Task objective
Go through the records underneath and count the lines that include the string "title". Give nothing but the number.

---------- Data provided

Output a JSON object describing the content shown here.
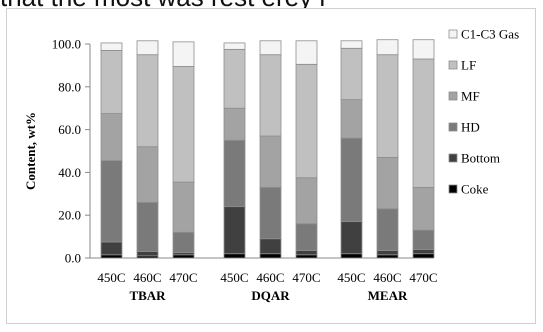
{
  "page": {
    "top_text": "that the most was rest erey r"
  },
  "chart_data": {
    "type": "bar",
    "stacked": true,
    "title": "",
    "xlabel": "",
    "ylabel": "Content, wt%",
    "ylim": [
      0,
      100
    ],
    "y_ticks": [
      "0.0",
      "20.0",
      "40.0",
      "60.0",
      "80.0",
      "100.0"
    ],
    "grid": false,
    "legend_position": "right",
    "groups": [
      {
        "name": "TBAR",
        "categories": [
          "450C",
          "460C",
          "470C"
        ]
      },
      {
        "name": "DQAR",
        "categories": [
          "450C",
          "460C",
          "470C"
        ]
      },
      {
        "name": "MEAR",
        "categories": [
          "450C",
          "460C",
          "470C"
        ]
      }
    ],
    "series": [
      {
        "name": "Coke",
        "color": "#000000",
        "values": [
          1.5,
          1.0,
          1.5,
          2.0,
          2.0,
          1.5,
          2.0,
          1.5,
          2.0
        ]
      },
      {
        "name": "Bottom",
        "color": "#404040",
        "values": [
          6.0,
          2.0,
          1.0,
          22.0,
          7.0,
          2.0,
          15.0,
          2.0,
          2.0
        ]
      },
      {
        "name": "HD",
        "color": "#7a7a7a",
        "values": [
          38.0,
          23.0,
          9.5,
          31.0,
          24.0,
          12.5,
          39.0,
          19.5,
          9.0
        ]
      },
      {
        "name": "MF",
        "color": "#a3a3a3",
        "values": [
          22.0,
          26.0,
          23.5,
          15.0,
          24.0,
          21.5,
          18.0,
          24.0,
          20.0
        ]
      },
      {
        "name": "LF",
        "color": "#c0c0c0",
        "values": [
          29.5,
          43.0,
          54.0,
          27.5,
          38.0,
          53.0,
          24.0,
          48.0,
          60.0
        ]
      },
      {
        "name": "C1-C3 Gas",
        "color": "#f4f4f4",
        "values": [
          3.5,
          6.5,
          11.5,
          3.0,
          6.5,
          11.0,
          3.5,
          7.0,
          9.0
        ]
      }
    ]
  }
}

--------------------
---------- Data provided

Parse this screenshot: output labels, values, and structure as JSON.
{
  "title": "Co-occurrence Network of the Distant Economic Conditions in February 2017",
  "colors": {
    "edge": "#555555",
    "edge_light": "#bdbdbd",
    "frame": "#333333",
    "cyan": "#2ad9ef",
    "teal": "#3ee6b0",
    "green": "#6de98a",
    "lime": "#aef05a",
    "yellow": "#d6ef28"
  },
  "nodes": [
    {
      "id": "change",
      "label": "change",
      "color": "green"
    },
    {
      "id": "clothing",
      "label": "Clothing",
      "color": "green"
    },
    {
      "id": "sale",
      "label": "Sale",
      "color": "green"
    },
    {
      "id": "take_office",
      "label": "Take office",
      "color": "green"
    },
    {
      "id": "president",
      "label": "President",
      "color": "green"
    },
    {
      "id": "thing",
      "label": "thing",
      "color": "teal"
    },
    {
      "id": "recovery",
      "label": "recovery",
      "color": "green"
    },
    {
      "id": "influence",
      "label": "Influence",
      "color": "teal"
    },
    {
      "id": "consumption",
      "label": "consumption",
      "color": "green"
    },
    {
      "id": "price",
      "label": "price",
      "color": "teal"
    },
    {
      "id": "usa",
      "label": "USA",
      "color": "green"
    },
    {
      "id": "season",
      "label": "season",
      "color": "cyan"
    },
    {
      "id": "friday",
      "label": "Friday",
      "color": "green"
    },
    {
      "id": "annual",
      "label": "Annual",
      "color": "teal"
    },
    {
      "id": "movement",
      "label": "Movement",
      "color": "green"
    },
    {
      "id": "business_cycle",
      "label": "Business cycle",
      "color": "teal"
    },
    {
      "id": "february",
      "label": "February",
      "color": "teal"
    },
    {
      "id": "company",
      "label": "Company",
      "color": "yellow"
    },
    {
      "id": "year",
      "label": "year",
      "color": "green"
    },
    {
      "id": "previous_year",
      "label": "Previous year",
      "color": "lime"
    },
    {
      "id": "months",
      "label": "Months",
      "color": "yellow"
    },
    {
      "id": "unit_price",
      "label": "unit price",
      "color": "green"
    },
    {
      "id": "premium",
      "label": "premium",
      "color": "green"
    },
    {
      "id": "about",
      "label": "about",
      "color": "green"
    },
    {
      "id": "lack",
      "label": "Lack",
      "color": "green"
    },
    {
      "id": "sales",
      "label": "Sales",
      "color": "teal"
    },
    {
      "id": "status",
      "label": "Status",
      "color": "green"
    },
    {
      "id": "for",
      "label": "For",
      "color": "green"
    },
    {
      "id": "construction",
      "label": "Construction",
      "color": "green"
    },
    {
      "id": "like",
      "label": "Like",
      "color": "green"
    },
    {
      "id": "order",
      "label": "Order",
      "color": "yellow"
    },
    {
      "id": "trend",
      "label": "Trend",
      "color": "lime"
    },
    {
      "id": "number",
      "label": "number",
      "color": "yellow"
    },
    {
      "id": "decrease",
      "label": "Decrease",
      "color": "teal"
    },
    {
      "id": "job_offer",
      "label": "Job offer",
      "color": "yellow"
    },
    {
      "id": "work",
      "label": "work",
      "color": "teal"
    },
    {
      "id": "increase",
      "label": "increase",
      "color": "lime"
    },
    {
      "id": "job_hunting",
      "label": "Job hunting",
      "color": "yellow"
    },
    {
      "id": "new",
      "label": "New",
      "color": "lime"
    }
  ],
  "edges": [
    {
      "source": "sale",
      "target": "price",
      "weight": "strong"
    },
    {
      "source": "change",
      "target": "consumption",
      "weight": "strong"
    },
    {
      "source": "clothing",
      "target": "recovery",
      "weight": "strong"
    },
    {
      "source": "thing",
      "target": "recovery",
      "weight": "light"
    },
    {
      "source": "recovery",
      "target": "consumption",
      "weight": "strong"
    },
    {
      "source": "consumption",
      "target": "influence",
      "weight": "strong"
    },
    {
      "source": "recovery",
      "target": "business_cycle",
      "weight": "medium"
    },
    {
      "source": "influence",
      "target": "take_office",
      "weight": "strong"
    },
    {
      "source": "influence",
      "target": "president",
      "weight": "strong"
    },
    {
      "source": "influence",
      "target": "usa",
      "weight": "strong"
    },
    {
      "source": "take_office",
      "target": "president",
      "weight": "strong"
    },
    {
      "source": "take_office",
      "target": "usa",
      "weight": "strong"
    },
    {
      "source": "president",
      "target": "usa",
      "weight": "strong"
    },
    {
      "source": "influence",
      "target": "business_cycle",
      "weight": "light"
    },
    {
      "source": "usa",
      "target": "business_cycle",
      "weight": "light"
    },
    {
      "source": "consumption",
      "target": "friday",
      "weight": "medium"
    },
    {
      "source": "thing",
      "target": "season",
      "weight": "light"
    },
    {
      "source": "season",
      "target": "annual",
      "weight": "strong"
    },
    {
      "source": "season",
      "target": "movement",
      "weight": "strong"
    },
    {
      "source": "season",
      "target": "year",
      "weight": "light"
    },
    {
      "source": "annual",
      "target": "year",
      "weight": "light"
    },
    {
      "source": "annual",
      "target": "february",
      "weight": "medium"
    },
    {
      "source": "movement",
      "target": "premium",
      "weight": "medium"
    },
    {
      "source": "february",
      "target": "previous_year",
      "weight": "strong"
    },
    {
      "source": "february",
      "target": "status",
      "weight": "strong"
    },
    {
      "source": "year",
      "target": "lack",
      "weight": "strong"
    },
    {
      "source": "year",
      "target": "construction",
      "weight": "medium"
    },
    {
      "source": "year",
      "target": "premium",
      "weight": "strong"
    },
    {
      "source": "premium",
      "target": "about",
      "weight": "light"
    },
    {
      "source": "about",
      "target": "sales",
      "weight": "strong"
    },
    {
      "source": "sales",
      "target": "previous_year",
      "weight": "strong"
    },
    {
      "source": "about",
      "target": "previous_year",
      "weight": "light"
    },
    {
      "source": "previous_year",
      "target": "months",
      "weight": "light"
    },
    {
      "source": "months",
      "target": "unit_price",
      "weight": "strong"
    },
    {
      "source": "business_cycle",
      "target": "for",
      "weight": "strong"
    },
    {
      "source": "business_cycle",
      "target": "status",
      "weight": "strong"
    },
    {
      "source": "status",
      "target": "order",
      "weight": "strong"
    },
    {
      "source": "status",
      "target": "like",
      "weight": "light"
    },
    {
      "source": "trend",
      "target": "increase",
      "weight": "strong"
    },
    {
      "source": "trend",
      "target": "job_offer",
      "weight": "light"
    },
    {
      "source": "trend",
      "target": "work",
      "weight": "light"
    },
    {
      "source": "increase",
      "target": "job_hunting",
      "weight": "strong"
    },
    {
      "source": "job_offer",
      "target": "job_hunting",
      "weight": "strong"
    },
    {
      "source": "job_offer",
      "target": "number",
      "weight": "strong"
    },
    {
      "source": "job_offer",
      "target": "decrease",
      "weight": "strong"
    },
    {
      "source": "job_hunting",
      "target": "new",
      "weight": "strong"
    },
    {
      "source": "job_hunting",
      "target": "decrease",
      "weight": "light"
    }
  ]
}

--------------------

Response to the exercise
2